-- Stored items from a collection --

----------

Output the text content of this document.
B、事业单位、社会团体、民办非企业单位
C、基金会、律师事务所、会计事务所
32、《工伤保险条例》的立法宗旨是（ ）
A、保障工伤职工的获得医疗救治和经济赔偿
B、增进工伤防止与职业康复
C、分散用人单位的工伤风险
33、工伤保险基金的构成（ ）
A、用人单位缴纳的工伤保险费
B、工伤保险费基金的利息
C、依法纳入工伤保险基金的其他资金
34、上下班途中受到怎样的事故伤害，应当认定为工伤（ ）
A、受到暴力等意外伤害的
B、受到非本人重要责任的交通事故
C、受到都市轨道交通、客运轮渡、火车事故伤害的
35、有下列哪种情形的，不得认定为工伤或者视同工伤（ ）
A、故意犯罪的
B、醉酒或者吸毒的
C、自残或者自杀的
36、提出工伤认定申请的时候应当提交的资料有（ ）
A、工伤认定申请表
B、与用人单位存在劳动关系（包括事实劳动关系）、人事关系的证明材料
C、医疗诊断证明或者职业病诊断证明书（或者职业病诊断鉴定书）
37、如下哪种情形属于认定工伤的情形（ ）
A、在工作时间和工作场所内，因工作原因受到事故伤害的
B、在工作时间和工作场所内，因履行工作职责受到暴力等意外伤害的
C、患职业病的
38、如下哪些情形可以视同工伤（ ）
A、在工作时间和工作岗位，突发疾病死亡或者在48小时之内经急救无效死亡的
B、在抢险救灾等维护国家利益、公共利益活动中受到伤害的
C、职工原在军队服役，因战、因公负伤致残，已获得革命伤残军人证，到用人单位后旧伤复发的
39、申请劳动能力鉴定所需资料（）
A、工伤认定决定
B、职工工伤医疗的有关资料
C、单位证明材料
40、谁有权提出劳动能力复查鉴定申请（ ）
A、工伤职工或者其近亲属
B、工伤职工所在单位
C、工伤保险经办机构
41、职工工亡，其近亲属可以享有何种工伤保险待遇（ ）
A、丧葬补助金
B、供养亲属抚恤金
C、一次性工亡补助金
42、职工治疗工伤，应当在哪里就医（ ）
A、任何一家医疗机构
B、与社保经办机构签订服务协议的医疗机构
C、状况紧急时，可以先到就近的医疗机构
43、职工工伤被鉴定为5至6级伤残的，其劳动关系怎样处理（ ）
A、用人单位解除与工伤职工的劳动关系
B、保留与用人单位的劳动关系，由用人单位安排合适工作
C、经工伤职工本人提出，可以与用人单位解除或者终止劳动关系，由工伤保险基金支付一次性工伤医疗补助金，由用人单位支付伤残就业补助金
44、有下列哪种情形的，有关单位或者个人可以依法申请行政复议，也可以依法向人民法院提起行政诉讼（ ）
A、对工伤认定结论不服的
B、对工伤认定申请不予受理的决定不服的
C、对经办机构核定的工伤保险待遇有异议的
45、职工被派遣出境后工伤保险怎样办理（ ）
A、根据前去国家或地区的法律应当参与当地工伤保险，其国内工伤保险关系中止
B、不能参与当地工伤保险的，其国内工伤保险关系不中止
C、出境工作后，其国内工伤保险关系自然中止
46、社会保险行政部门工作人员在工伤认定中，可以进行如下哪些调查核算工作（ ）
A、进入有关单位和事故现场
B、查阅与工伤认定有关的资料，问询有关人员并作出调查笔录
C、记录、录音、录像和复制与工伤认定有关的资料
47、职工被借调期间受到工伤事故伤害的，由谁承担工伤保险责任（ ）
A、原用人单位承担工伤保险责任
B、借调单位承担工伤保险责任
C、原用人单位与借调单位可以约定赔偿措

----------

-- Task statement --
Would you restate each of the entries word for word?

-- Task output --
Output the text content of this document.
B、事业单位、社会团体、民办非企业单位
C、基金会、律师事务所、会计事务所
32、《工伤保险条例》的立法宗旨是（ ）
A、保障工伤职工的获得医疗救治和经济赔偿
B、增进工伤防止与职业康复
C、分散用人单位的工伤风险
33、工伤保险基金的构成（ ）
A、用人单位缴纳的工伤保险费
B、工伤保险费基金的利息
C、依法纳入工伤保险基金的其他资金
34、上下班途中受到怎样的事故伤害，应当认定为工伤（ ）
A、受到暴力等意外伤害的
B、受到非本人重要责任的交通事故
C、受到都市轨道交通、客运轮渡、火车事故伤害的
35、有下列哪种情形的，不得认定为工伤或者视同工伤（ ）
A、故意犯罪的
B、醉酒或者吸毒的
C、自残或者自杀的
36、提出工伤认定申请的时候应当提交的资料有（ ）
A、工伤认定申请表
B、与用人单位存在劳动关系（包括事实劳动关系）、人事关系的证明材料
C、医疗诊断证明或者职业病诊断证明书（或者职业病诊断鉴定书）
37、如下哪种情形属于认定工伤的情形（ ）
A、在工作时间和工作场所内，因工作原因受到事故伤害的
B、在工作时间和工作场所内，因履行工作职责受到暴力等意外伤害的
C、患职业病的
38、如下哪些情形可以视同工伤（ ）
A、在工作时间和工作岗位，突发疾病死亡或者在48小时之内经急救无效死亡的
B、在抢险救灾等维护国家利益、公共利益活动中受到伤害的
C、职工原在军队服役，因战、因公负伤致残，已获得革命伤残军人证，到用人单位后旧伤复发的
39、申请劳动能力鉴定所需资料（）
A、工伤认定决定
B、职工工伤医疗的有关资料
C、单位证明材料
40、谁有权提出劳动能力复查鉴定申请（ ）
A、工伤职工或者其近亲属
B、工伤职工所在单位
C、工伤保险经办机构
41、职工工亡，其近亲属可以享有何种工伤保险待遇（ ）
A、丧葬补助金
B、供养亲属抚恤金
C、一次性工亡补助金
42、职工治疗工伤，应当在哪里就医（ ）
A、任何一家医疗机构
B、与社保经办机构签订服务协议的医疗机构
C、状况紧急时，可以先到就近的医疗机构
43、职工工伤被鉴定为5至6级伤残的，其劳动关系怎样处理（ ）
A、用人单位解除与工伤职工的劳动关系
B、保留与用人单位的劳动关系，由用人单位安排合适工作
C、经工伤职工本人提出，可以与用人单位解除或者终止劳动关系，由工伤保险基金支付一次性工伤医疗补助金，由用人单位支付伤残就业补助金
44、有下列哪种情形的，有关单位或者个人可以依法申请行政复议，也可以依法向人民法院提起行政诉讼（ ）
A、对工伤认定结论不服的
B、对工伤认定申请不予受理的决定不服的
C、对经办机构核定的工伤保险待遇有异议的
45、职工被派遣出境后工伤保险怎样办理（ ）
A、根据前去国家或地区的法律应当参与当地工伤保险，其国内工伤保险关系中止
B、不能参与当地工伤保险的，其国内工伤保险关系不中止
C、出境工作后，其国内工伤保险关系自然中止
46、社会保险行政部门工作人员在工伤认定中，可以进行如下哪些调查核算工作（ ）
A、进入有关单位和事故现场
B、查阅与工伤认定有关的资料，问询有关人员并作出调查笔录
C、记录、录音、录像和复制与工伤认定有关的资料
47、职工被借调期间受到工伤事故伤害的，由谁承担工伤保险责任（ ）
A、原用人单位承担工伤保险责任
B、借调单位承担工伤保险责任
C、原用人单位与借调单位可以约定赔偿措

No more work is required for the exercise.